WORK TO DO » Using the listing below, extract each line that has the word "this" in it.

RECORDS TO USE »
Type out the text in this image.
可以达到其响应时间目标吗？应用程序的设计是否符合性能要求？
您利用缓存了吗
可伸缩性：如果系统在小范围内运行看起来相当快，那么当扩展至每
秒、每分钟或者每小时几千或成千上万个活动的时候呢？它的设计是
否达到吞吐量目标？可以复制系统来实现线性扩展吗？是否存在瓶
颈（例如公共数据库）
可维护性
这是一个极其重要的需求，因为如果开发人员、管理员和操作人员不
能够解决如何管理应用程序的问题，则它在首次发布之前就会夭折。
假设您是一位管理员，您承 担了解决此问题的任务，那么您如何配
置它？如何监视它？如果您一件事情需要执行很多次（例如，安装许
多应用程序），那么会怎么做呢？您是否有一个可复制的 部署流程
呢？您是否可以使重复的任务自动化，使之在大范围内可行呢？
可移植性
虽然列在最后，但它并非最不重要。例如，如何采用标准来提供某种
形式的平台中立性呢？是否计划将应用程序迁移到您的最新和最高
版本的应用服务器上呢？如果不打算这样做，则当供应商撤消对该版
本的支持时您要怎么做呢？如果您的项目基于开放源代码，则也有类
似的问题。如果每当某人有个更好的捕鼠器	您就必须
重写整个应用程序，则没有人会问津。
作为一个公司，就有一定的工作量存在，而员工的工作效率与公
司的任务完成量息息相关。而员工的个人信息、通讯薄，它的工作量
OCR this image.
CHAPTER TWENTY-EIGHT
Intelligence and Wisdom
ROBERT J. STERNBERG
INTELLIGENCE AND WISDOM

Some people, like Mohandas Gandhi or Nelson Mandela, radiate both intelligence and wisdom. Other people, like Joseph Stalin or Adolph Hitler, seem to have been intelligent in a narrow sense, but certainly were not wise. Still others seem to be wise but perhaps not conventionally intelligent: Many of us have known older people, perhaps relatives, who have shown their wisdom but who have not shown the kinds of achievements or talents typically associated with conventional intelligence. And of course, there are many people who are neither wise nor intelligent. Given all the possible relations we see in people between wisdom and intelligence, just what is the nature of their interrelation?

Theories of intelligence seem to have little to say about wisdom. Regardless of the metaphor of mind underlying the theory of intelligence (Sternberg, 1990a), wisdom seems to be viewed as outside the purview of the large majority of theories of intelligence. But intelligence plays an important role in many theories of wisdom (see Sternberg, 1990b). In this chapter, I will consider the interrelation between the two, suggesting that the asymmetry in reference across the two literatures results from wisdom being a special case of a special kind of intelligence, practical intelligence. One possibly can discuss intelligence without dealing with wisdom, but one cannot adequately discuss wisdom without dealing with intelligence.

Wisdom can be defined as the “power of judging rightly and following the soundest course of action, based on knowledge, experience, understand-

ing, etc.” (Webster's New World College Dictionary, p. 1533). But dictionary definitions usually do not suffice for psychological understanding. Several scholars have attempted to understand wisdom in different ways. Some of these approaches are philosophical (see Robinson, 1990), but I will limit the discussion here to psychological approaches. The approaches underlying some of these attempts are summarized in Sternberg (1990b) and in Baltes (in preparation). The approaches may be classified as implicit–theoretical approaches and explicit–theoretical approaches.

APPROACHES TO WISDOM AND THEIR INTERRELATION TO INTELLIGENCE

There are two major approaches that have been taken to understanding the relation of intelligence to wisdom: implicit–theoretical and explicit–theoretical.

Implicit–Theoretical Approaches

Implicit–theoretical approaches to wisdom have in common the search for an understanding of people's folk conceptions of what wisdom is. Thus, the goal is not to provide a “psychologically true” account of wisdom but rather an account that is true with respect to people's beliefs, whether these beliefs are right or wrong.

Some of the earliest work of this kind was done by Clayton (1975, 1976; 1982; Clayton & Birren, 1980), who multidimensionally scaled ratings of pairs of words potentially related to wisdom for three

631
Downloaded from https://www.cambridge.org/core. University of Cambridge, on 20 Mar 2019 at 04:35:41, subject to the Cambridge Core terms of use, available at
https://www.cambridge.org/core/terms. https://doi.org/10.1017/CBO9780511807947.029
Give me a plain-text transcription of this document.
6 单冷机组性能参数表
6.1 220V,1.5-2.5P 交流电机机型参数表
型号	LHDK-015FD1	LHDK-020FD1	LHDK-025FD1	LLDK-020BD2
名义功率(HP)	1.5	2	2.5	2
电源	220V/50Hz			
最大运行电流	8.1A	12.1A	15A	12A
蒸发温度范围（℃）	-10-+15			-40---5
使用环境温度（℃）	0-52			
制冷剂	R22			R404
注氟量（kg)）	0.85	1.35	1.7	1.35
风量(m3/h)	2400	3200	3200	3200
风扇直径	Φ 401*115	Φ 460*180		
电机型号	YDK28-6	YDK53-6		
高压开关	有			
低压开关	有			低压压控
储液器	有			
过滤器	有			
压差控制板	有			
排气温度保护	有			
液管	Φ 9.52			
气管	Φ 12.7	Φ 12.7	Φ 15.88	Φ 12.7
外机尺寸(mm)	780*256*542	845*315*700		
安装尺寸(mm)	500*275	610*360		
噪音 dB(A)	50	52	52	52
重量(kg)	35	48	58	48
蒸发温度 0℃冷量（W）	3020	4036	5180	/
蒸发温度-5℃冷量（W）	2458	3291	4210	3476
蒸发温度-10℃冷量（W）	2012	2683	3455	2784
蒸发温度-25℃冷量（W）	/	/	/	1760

RESPONSE TO THE TASK »
Type out the text in this image.
OCR this image.
Theories of intelligence seem to have little to say about wisdom. Regardless of the metaphor of mind underlying the theory of intelligence (Sternberg, 1990a), wisdom seems to be viewed as outside the purview of the large majority of theories of intelligence. But intelligence plays an important role in many theories of wisdom (see Sternberg, 1990b). In this chapter, I will consider the interrelation between the two, suggesting that the asymmetry in reference across the two literatures results from wisdom being a special case of a special kind of intelligence, practical intelligence. One possibly can discuss intelligence without dealing with wisdom, but one cannot adequately discuss wisdom without dealing with intelligence.
Some of the earliest work of this kind was done by Clayton (1975, 1976; 1982; Clayton & Birren, 1980), who multidimensionally scaled ratings of pairs of words potentially related to wisdom for three
Give me a plain-text transcription of this document.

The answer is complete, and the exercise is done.